- **Prompt**
Copy the data precisely, keeping every character.

Dataset entries:

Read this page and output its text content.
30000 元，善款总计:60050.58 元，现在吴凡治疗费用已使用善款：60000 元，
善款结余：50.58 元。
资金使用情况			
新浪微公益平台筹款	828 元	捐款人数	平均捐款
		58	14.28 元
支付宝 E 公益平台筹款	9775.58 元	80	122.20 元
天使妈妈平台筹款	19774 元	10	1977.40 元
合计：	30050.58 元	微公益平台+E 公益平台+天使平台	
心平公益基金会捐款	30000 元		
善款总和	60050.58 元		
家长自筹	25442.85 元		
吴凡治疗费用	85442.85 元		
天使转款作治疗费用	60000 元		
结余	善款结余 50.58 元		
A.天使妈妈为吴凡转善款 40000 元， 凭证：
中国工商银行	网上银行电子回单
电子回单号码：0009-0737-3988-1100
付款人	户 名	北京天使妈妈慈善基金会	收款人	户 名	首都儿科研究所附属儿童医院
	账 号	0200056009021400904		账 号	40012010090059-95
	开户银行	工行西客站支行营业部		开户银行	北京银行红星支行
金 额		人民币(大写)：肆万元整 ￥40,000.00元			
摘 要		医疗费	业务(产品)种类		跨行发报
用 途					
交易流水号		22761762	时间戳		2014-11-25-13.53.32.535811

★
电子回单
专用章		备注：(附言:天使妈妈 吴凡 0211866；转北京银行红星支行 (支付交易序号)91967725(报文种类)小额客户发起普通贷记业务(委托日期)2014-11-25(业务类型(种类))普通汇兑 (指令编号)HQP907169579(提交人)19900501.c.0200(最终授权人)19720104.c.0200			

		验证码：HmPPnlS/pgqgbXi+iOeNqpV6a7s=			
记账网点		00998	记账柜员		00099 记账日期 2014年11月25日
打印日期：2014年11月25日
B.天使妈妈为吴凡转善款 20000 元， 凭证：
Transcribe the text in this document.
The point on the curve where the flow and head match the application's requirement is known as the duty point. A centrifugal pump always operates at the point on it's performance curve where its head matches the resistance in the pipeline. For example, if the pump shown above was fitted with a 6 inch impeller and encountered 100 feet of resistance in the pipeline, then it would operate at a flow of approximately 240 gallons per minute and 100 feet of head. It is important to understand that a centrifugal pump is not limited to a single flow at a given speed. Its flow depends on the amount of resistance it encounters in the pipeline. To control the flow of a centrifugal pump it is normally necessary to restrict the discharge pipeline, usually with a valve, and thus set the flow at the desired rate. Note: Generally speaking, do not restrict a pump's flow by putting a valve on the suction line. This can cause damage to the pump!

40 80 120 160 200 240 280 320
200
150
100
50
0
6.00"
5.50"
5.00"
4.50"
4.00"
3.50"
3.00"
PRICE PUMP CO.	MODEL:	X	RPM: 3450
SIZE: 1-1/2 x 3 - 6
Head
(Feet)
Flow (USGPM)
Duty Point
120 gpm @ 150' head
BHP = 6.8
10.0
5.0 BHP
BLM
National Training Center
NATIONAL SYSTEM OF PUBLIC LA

- **Written response**
Read this page and output its text content.
30000 元，善款总计:60050.58 元，现在吴凡治疗费用已使用善款：60000 元，
善款结余：50.58 元。
资金使用情况			
新浪微公益平台筹款	828 元	捐款人数	平均捐款
		58	14.28 元
支付宝 E 公益平台筹款	9775.58 元	80	122.20 元
天使妈妈平台筹款	19774 元	10	1977.40 元
合计：	30050.58 元	微公益平台+E 公益平台+天使平台	
心平公益基金会捐款	30000 元		
善款总和	60050.58 元		
家长自筹	25442.85 元		
吴凡治疗费用	85442.85 元		
天使转款作治疗费用	60000 元		
结余	善款结余 50.58 元		
A.天使妈妈为吴凡转善款 40000 元， 凭证：
中国工商银行	网上银行电子回单
电子回单号码：0009-0737-3988-1100
付款人	户 名	北京天使妈妈慈善基金会	收款人	户 名	首都儿科研究所附属儿童医院
	账 号	0200056009021400904		账 号	40012010090059-95
	开户银行	工行西客站支行营业部		开户银行	北京银行红星支行
金 额		人民币(大写)：肆万元整 ￥40,000.00元			
摘 要		医疗费	业务(产品)种类		跨行发报
用 途					
交易流水号		22761762	时间戳		2014-11-25-13.53.32.535811

★
电子回单
专用章		备注：(附言:天使妈妈 吴凡 0211866；转北京银行红星支行 (支付交易序号)91967725(报文种类)小额客户发起普通贷记业务(委托日期)2014-11-25(业务类型(种类))普通汇兑 (指令编号)HQP907169579(提交人)19900501.c.0200(最终授权人)19720104.c.0200			

		验证码：HmPPnlS/pgqgbXi+iOeNqpV6a7s=			
记账网点		00998	记账柜员		00099 记账日期 2014年11月25日
打印日期：2014年11月25日
B.天使妈妈为吴凡转善款 20000 元， 凭证：
Transcribe the text in this document.
The point on the curve where the flow and head match the application's requirement is known as the duty point. A centrifugal pump always operates at the point on it's performance curve where its head matches the resistance in the pipeline. For example, if the pump shown above was fitted with a 6 inch impeller and encountered 100 feet of resistance in the pipeline, then it would operate at a flow of approximately 240 gallons per minute and 100 feet of head. It is important to understand that a centrifugal pump is not limited to a single flow at a given speed. Its flow depends on the amount of resistance it encounters in the pipeline. To control the flow of a centrifugal pump it is normally necessary to restrict the discharge pipeline, usually with a valve, and thus set the flow at the desired rate. Note: Generally speaking, do not restrict a pump's flow by putting a valve on the suction line. This can cause damage to the pump!

40 80 120 160 200 240 280 320
200
150
100
50
0
6.00"
5.50"
5.00"
4.50"
4.00"
3.50"
3.00"
PRICE PUMP CO.	MODEL:	X	RPM: 3450
SIZE: 1-1/2 x 3 - 6
Head
(Feet)
Flow (USGPM)
Duty Point
120 gpm @ 150' head
BHP = 6.8
10.0
5.0 BHP
BLM
National Training Center
NATIONAL SYSTEM OF PUBLIC LA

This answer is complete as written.